* [PAGE]:
# Name that wheel: OZ racing directional content inside :)



## fredybender (Nov 18, 2008)

Picked up some OZ racing directionnal wheels (2 rh, 2 lh ) 
14X6 et33 4X100 

Manufactured 1986 

Tried to find some info on the net but only found OZ turbines, but they are not the same: the turbines have a lot more fins compared to these. 

Can anyone chime in with more info on these?


----------



## fredybender (Nov 18, 2008)

posted in 2007 on the tex: 
Someone thought they were named type 55's: Nope, no match... 
Someone thought they were refered as sawblades: Nope nothing...


----------



## [email protected] (Apr 9, 2008)

We could not find any info here, sorry !


----------



## JettaGT8V80 (Jun 12, 2003)

they have the same style as the 3 piece turbo's that oz made in the 80's/90's i wonder if they are just an oem wheel with oz markings


----------



## fredybender (Nov 18, 2008)

* [ROWS]:
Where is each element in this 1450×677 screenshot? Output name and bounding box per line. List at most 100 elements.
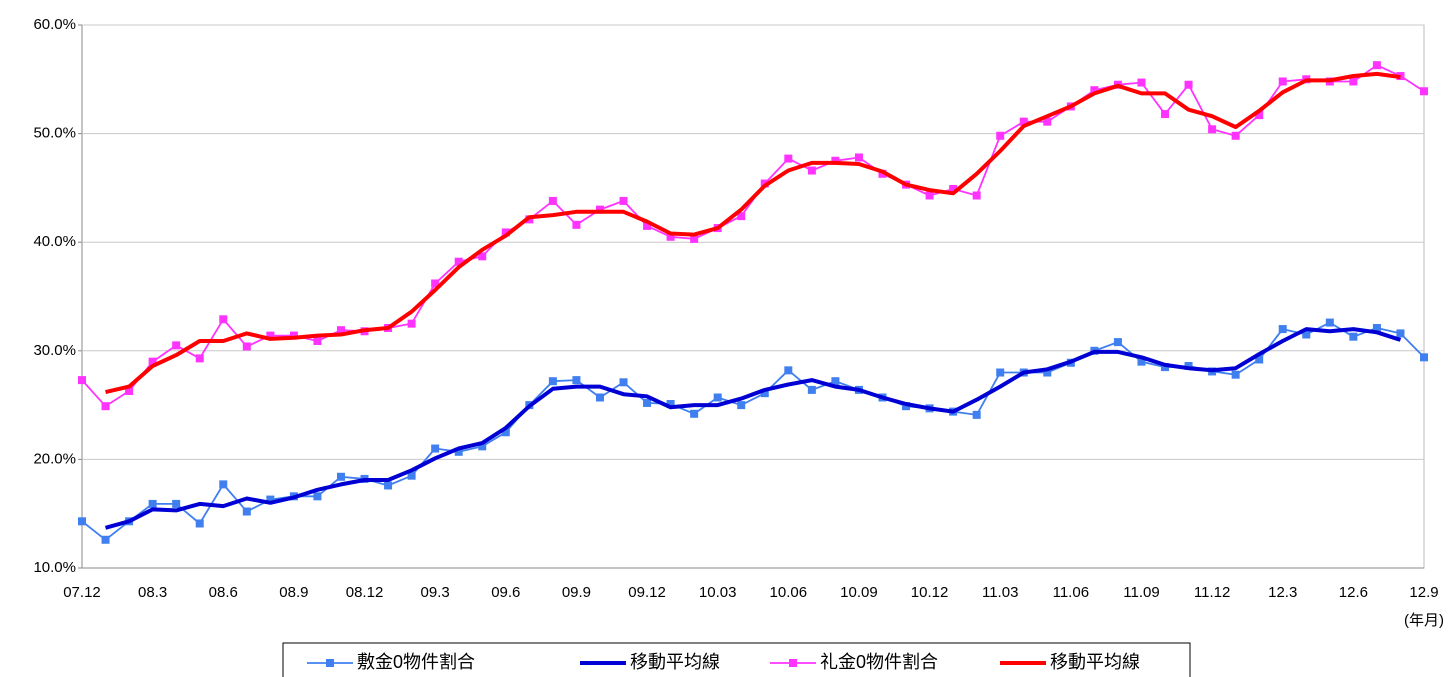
data-point xyxy=(172,341,181,350)
data-point xyxy=(548,377,557,386)
data-point xyxy=(1278,77,1287,86)
data-point xyxy=(1349,77,1358,86)
legend-box xyxy=(282,642,1191,677)
x-axis-unit: (年月) xyxy=(1404,612,1444,629)
data-point xyxy=(1043,117,1052,126)
data-point xyxy=(1372,61,1381,70)
data-point xyxy=(643,221,652,230)
y-tick-label: 60.0% xyxy=(33,16,76,33)
x-tick-label: 12.3 xyxy=(1268,584,1297,601)
data-point xyxy=(407,319,416,328)
x-tick-label: 08.3 xyxy=(138,584,167,601)
y-tick-label: 30.0% xyxy=(33,342,76,359)
data-point xyxy=(1255,355,1264,364)
data-point xyxy=(972,410,981,419)
data-point xyxy=(101,402,110,411)
legend-label: 敷金0物件割合 xyxy=(357,652,475,672)
data-point xyxy=(1231,370,1240,379)
data-point xyxy=(690,234,699,243)
series-line xyxy=(104,327,1402,530)
data-point xyxy=(1137,78,1146,87)
data-point xyxy=(1396,329,1405,338)
data-point xyxy=(760,389,769,398)
data-point xyxy=(78,517,86,526)
x-tick-label: 10.03 xyxy=(699,584,737,601)
data-point xyxy=(336,472,345,481)
data-point xyxy=(219,315,228,324)
data-point xyxy=(1137,357,1146,366)
x-tick-label: 10.06 xyxy=(770,584,808,601)
series-line xyxy=(105,71,1401,395)
data-point xyxy=(1302,330,1311,339)
x-tick-label: 08.12 xyxy=(346,584,384,601)
x-tick-label: 07.12 xyxy=(63,584,101,601)
data-point xyxy=(431,279,440,288)
data-point xyxy=(101,535,110,544)
data-point xyxy=(242,342,251,351)
x-tick-label: 08.9 xyxy=(279,584,308,601)
data-point xyxy=(737,212,746,221)
data-point xyxy=(666,232,675,241)
y-tick-label: 40.0% xyxy=(33,233,76,250)
data-point xyxy=(713,393,722,402)
data-point xyxy=(1043,368,1052,377)
data-point xyxy=(195,354,204,363)
data-point xyxy=(289,331,298,340)
x-tick-label: 11.03 xyxy=(982,584,1018,601)
data-point xyxy=(1255,111,1264,120)
data-point xyxy=(807,385,816,394)
data-point xyxy=(336,326,345,335)
legend-marker xyxy=(789,659,797,667)
data-point xyxy=(501,228,510,237)
x-tick-label: 09.9 xyxy=(562,584,591,601)
data-point xyxy=(925,191,934,200)
data-point xyxy=(1184,362,1193,371)
data-point xyxy=(737,401,746,410)
data-point xyxy=(478,252,487,261)
x-tick-label: 11.06 xyxy=(1053,584,1089,601)
data-point xyxy=(1161,363,1170,372)
data-point xyxy=(219,480,228,489)
data-point xyxy=(831,156,840,165)
data-point xyxy=(1090,86,1099,95)
data-point xyxy=(1113,338,1122,347)
data-point xyxy=(619,196,628,205)
x-tick-label: 09.12 xyxy=(628,584,666,601)
data-point xyxy=(501,428,510,437)
data-point xyxy=(78,376,86,385)
data-point xyxy=(266,331,275,340)
data-point xyxy=(972,191,981,200)
data-point xyxy=(572,220,581,229)
data-point xyxy=(478,442,487,451)
data-point xyxy=(1184,80,1193,89)
x-tick-label: 12.9 xyxy=(1409,584,1438,601)
x-tick-label: 11.09 xyxy=(1123,584,1159,601)
x-tick-label: 10.09 xyxy=(840,584,878,601)
data-point xyxy=(1161,110,1170,119)
x-tick-label: 11.12 xyxy=(1194,584,1230,601)
data-point xyxy=(572,376,581,385)
data-point xyxy=(431,444,440,453)
data-point xyxy=(548,196,557,205)
x-tick-label: 10.12 xyxy=(911,584,949,601)
legend-label: 礼金0物件割合 xyxy=(820,652,938,672)
data-point xyxy=(619,378,628,387)
legend-label: 移動平均線 xyxy=(1050,652,1140,672)
y-tick-label: 50.0% xyxy=(33,125,76,142)
data-point xyxy=(996,131,1005,140)
data-point xyxy=(666,400,675,409)
data-point xyxy=(384,481,393,490)
data-point xyxy=(148,357,157,366)
data-point xyxy=(831,377,840,386)
data-point xyxy=(195,519,204,528)
data-point xyxy=(1278,325,1287,334)
legend-marker xyxy=(326,659,334,667)
x-tick-label: 12.6 xyxy=(1339,584,1368,601)
data-point xyxy=(996,368,1005,377)
data-point xyxy=(148,499,157,508)
data-point xyxy=(1325,318,1334,327)
y-tick-label: 20.0% xyxy=(33,450,76,467)
data-point xyxy=(454,257,463,266)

* [WHAT IS REQUIRED]:
In the forum thread about the OZ racing wheels, reproduce the passage starting with "14X6 et33 4X100" and going on through "compared to these.", substituting "spokes" for "fins".

* [SOLUTION FOR THIS PROBLEM]:
14X6 et33 4X100 

Manufactured 1986 

Tried to find some info on the net but only found OZ turbines, but they are not the same: the turbines have a lot more spokes compared to these.